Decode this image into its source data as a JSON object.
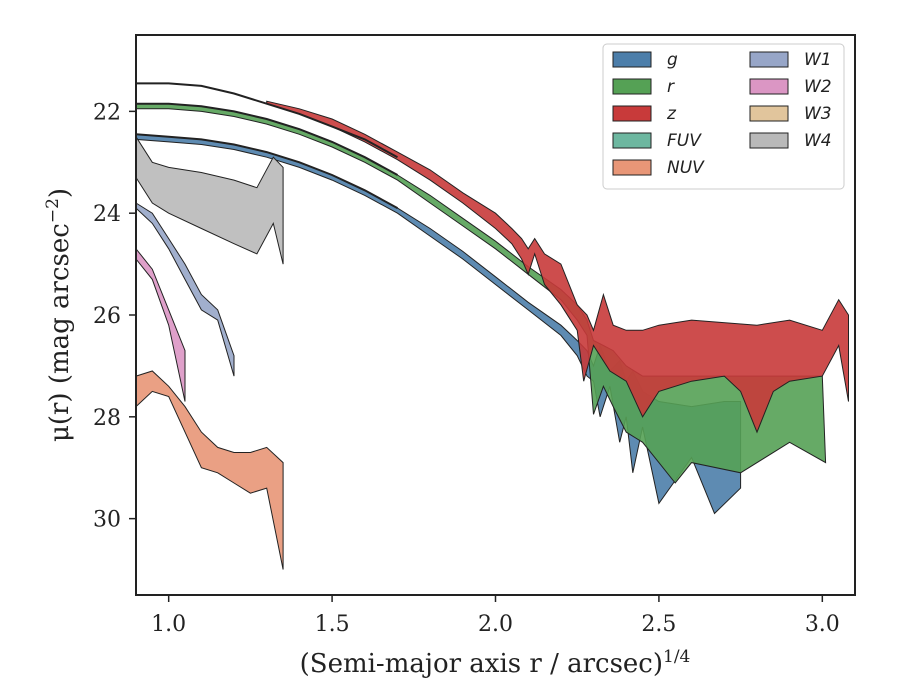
{
  "chart_data": {
    "type": "area",
    "xlabel": "(Semi-major axis r / arcsec)",
    "xlabel_power": "1/4",
    "ylabel": "μ(r) (mag arcsec",
    "ylabel_power": "−2",
    "ylabel_close": ")",
    "xlim": [
      0.9,
      3.1
    ],
    "ylim": [
      31.5,
      20.5
    ],
    "y_inverted": true,
    "xticks": [
      {
        "value": 1.0,
        "label": "1.0"
      },
      {
        "value": 1.5,
        "label": "1.5"
      },
      {
        "value": 2.0,
        "label": "2.0"
      },
      {
        "value": 2.5,
        "label": "2.5"
      },
      {
        "value": 3.0,
        "label": "3.0"
      }
    ],
    "yticks": [
      {
        "value": 22,
        "label": "22"
      },
      {
        "value": 24,
        "label": "24"
      },
      {
        "value": 26,
        "label": "26"
      },
      {
        "value": 28,
        "label": "28"
      },
      {
        "value": 30,
        "label": "30"
      }
    ],
    "legend_position": "top-right",
    "legend_columns": 2,
    "series": [
      {
        "name": "g",
        "color": "#4c7eaa",
        "upper": [
          [
            0.9,
            22.45
          ],
          [
            1.0,
            22.5
          ],
          [
            1.1,
            22.55
          ],
          [
            1.2,
            22.65
          ],
          [
            1.3,
            22.8
          ],
          [
            1.4,
            23.0
          ],
          [
            1.5,
            23.25
          ],
          [
            1.6,
            23.55
          ],
          [
            1.7,
            23.9
          ],
          [
            1.8,
            24.3
          ],
          [
            1.9,
            24.75
          ],
          [
            2.0,
            25.25
          ],
          [
            2.1,
            25.75
          ],
          [
            2.2,
            26.2
          ],
          [
            2.25,
            26.5
          ],
          [
            2.28,
            26.7
          ],
          [
            2.3,
            27.0
          ],
          [
            2.32,
            26.6
          ],
          [
            2.35,
            27.1
          ],
          [
            2.38,
            26.9
          ],
          [
            2.4,
            27.3
          ],
          [
            2.42,
            27.1
          ],
          [
            2.45,
            27.5
          ],
          [
            2.5,
            27.7
          ],
          [
            2.6,
            27.8
          ],
          [
            2.7,
            27.7
          ],
          [
            2.75,
            27.7
          ]
        ],
        "lower": [
          [
            0.9,
            22.55
          ],
          [
            1.0,
            22.6
          ],
          [
            1.1,
            22.65
          ],
          [
            1.2,
            22.75
          ],
          [
            1.3,
            22.9
          ],
          [
            1.4,
            23.1
          ],
          [
            1.5,
            23.35
          ],
          [
            1.6,
            23.65
          ],
          [
            1.7,
            24.0
          ],
          [
            1.8,
            24.45
          ],
          [
            1.9,
            24.9
          ],
          [
            2.0,
            25.4
          ],
          [
            2.1,
            25.9
          ],
          [
            2.2,
            26.4
          ],
          [
            2.25,
            26.8
          ],
          [
            2.28,
            27.2
          ],
          [
            2.3,
            27.3
          ],
          [
            2.32,
            28.0
          ],
          [
            2.35,
            27.4
          ],
          [
            2.38,
            28.5
          ],
          [
            2.4,
            28.0
          ],
          [
            2.42,
            29.1
          ],
          [
            2.45,
            28.2
          ],
          [
            2.5,
            29.7
          ],
          [
            2.6,
            28.8
          ],
          [
            2.67,
            29.9
          ],
          [
            2.75,
            29.4
          ]
        ]
      },
      {
        "name": "r",
        "color": "#55a155",
        "upper": [
          [
            0.9,
            21.85
          ],
          [
            1.0,
            21.85
          ],
          [
            1.1,
            21.9
          ],
          [
            1.2,
            22.0
          ],
          [
            1.3,
            22.15
          ],
          [
            1.4,
            22.35
          ],
          [
            1.5,
            22.6
          ],
          [
            1.6,
            22.9
          ],
          [
            1.7,
            23.25
          ],
          [
            1.8,
            23.65
          ],
          [
            1.9,
            24.1
          ],
          [
            2.0,
            24.55
          ],
          [
            2.1,
            25.05
          ],
          [
            2.2,
            25.5
          ],
          [
            2.25,
            25.8
          ],
          [
            2.28,
            26.1
          ],
          [
            2.3,
            26.5
          ],
          [
            2.33,
            26.6
          ],
          [
            2.36,
            26.7
          ],
          [
            2.4,
            27.0
          ],
          [
            2.45,
            27.2
          ],
          [
            2.5,
            27.2
          ],
          [
            2.6,
            27.2
          ],
          [
            2.7,
            27.2
          ],
          [
            2.8,
            27.2
          ],
          [
            2.9,
            27.2
          ],
          [
            3.0,
            27.2
          ]
        ],
        "lower": [
          [
            0.9,
            21.95
          ],
          [
            1.0,
            21.95
          ],
          [
            1.1,
            22.0
          ],
          [
            1.2,
            22.1
          ],
          [
            1.3,
            22.25
          ],
          [
            1.4,
            22.45
          ],
          [
            1.5,
            22.7
          ],
          [
            1.6,
            23.0
          ],
          [
            1.7,
            23.35
          ],
          [
            1.8,
            23.8
          ],
          [
            1.9,
            24.25
          ],
          [
            2.0,
            24.7
          ],
          [
            2.1,
            25.2
          ],
          [
            2.2,
            25.7
          ],
          [
            2.25,
            26.1
          ],
          [
            2.28,
            26.4
          ],
          [
            2.3,
            27.95
          ],
          [
            2.33,
            27.4
          ],
          [
            2.36,
            27.8
          ],
          [
            2.4,
            28.3
          ],
          [
            2.45,
            28.5
          ],
          [
            2.5,
            28.9
          ],
          [
            2.55,
            29.3
          ],
          [
            2.6,
            28.9
          ],
          [
            2.75,
            29.1
          ],
          [
            2.9,
            28.5
          ],
          [
            3.01,
            28.9
          ]
        ]
      },
      {
        "name": "z",
        "color": "#c83a3a",
        "upper": [
          [
            1.3,
            21.8
          ],
          [
            1.4,
            21.95
          ],
          [
            1.5,
            22.15
          ],
          [
            1.6,
            22.45
          ],
          [
            1.7,
            22.8
          ],
          [
            1.8,
            23.15
          ],
          [
            1.9,
            23.6
          ],
          [
            2.0,
            24.0
          ],
          [
            2.05,
            24.3
          ],
          [
            2.08,
            24.5
          ],
          [
            2.1,
            24.7
          ],
          [
            2.12,
            24.5
          ],
          [
            2.15,
            24.8
          ],
          [
            2.2,
            25.0
          ],
          [
            2.25,
            25.8
          ],
          [
            2.28,
            26.0
          ],
          [
            2.3,
            26.3
          ],
          [
            2.33,
            25.6
          ],
          [
            2.36,
            26.2
          ],
          [
            2.4,
            26.3
          ],
          [
            2.45,
            26.3
          ],
          [
            2.5,
            26.2
          ],
          [
            2.6,
            26.1
          ],
          [
            2.8,
            26.2
          ],
          [
            2.9,
            26.1
          ],
          [
            3.0,
            26.3
          ],
          [
            3.05,
            25.7
          ],
          [
            3.08,
            26.0
          ]
        ],
        "lower": [
          [
            1.3,
            21.85
          ],
          [
            1.4,
            22.05
          ],
          [
            1.5,
            22.3
          ],
          [
            1.6,
            22.6
          ],
          [
            1.7,
            22.95
          ],
          [
            1.8,
            23.35
          ],
          [
            1.9,
            23.8
          ],
          [
            2.0,
            24.3
          ],
          [
            2.05,
            24.6
          ],
          [
            2.08,
            24.9
          ],
          [
            2.1,
            25.2
          ],
          [
            2.12,
            24.8
          ],
          [
            2.15,
            25.4
          ],
          [
            2.2,
            25.8
          ],
          [
            2.25,
            26.3
          ],
          [
            2.27,
            27.3
          ],
          [
            2.3,
            26.6
          ],
          [
            2.35,
            27.1
          ],
          [
            2.4,
            27.3
          ],
          [
            2.45,
            28.0
          ],
          [
            2.5,
            27.5
          ],
          [
            2.6,
            27.3
          ],
          [
            2.7,
            27.2
          ],
          [
            2.75,
            27.5
          ],
          [
            2.8,
            28.3
          ],
          [
            2.85,
            27.5
          ],
          [
            2.9,
            27.3
          ],
          [
            3.0,
            27.2
          ],
          [
            3.05,
            26.6
          ],
          [
            3.08,
            27.7
          ]
        ]
      },
      {
        "name": "FUV",
        "color": "#6db7a0",
        "upper": [],
        "lower": []
      },
      {
        "name": "NUV",
        "color": "#e89677",
        "upper": [
          [
            0.9,
            27.2
          ],
          [
            0.95,
            27.1
          ],
          [
            1.0,
            27.4
          ],
          [
            1.05,
            27.8
          ],
          [
            1.1,
            28.3
          ],
          [
            1.15,
            28.6
          ],
          [
            1.2,
            28.7
          ],
          [
            1.25,
            28.7
          ],
          [
            1.3,
            28.6
          ],
          [
            1.35,
            28.9
          ]
        ],
        "lower": [
          [
            0.9,
            27.8
          ],
          [
            0.95,
            27.5
          ],
          [
            1.0,
            27.6
          ],
          [
            1.05,
            28.3
          ],
          [
            1.1,
            29.0
          ],
          [
            1.15,
            29.1
          ],
          [
            1.2,
            29.3
          ],
          [
            1.25,
            29.5
          ],
          [
            1.3,
            29.4
          ],
          [
            1.35,
            31.0
          ]
        ]
      },
      {
        "name": "W1",
        "color": "#97a6c8",
        "upper": [
          [
            0.9,
            23.8
          ],
          [
            0.95,
            24.0
          ],
          [
            1.0,
            24.5
          ],
          [
            1.05,
            25.0
          ],
          [
            1.1,
            25.6
          ],
          [
            1.15,
            25.9
          ],
          [
            1.2,
            26.8
          ]
        ],
        "lower": [
          [
            0.9,
            23.9
          ],
          [
            0.95,
            24.2
          ],
          [
            1.0,
            24.7
          ],
          [
            1.05,
            25.3
          ],
          [
            1.1,
            25.9
          ],
          [
            1.15,
            26.1
          ],
          [
            1.2,
            27.2
          ]
        ]
      },
      {
        "name": "W2",
        "color": "#db96c4",
        "upper": [
          [
            0.9,
            24.7
          ],
          [
            0.95,
            25.1
          ],
          [
            1.0,
            25.9
          ],
          [
            1.05,
            26.7
          ]
        ],
        "lower": [
          [
            0.9,
            24.9
          ],
          [
            0.95,
            25.3
          ],
          [
            1.0,
            26.2
          ],
          [
            1.05,
            27.7
          ]
        ]
      },
      {
        "name": "W3",
        "color": "#e1c59c",
        "upper": [],
        "lower": []
      },
      {
        "name": "W4",
        "color": "#b9b9b9",
        "upper": [
          [
            0.9,
            22.5
          ],
          [
            0.95,
            23.0
          ],
          [
            1.0,
            23.1
          ],
          [
            1.1,
            23.2
          ],
          [
            1.2,
            23.35
          ],
          [
            1.27,
            23.5
          ],
          [
            1.32,
            22.9
          ],
          [
            1.35,
            23.1
          ]
        ],
        "lower": [
          [
            0.9,
            23.3
          ],
          [
            0.95,
            23.8
          ],
          [
            1.0,
            24.0
          ],
          [
            1.1,
            24.3
          ],
          [
            1.2,
            24.6
          ],
          [
            1.27,
            24.8
          ],
          [
            1.32,
            24.2
          ],
          [
            1.35,
            25.0
          ]
        ]
      }
    ],
    "outer_lines": [
      [
        [
          0.9,
          21.45
        ],
        [
          1.0,
          21.45
        ],
        [
          1.1,
          21.5
        ],
        [
          1.2,
          21.65
        ],
        [
          1.3,
          21.85
        ],
        [
          1.4,
          22.05
        ],
        [
          1.5,
          22.3
        ],
        [
          1.6,
          22.55
        ],
        [
          1.7,
          22.9
        ]
      ],
      [
        [
          0.9,
          21.85
        ],
        [
          1.0,
          21.85
        ],
        [
          1.1,
          21.9
        ],
        [
          1.2,
          22.0
        ],
        [
          1.3,
          22.15
        ],
        [
          1.4,
          22.35
        ],
        [
          1.5,
          22.6
        ],
        [
          1.6,
          22.9
        ],
        [
          1.7,
          23.25
        ]
      ],
      [
        [
          0.9,
          22.45
        ],
        [
          1.0,
          22.5
        ],
        [
          1.1,
          22.55
        ],
        [
          1.2,
          22.65
        ],
        [
          1.3,
          22.8
        ],
        [
          1.4,
          23.0
        ],
        [
          1.5,
          23.25
        ],
        [
          1.6,
          23.55
        ],
        [
          1.7,
          23.9
        ]
      ]
    ]
  }
}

+--

▸ **EXERCISE PROMPT**
Where a line of the data holds "arcsec", show that line.

▸ **SOLUTION BELOW**
    "xlabel": "(Semi-major axis r / arcsec)",
    "ylabel": "μ(r) (mag arcsec",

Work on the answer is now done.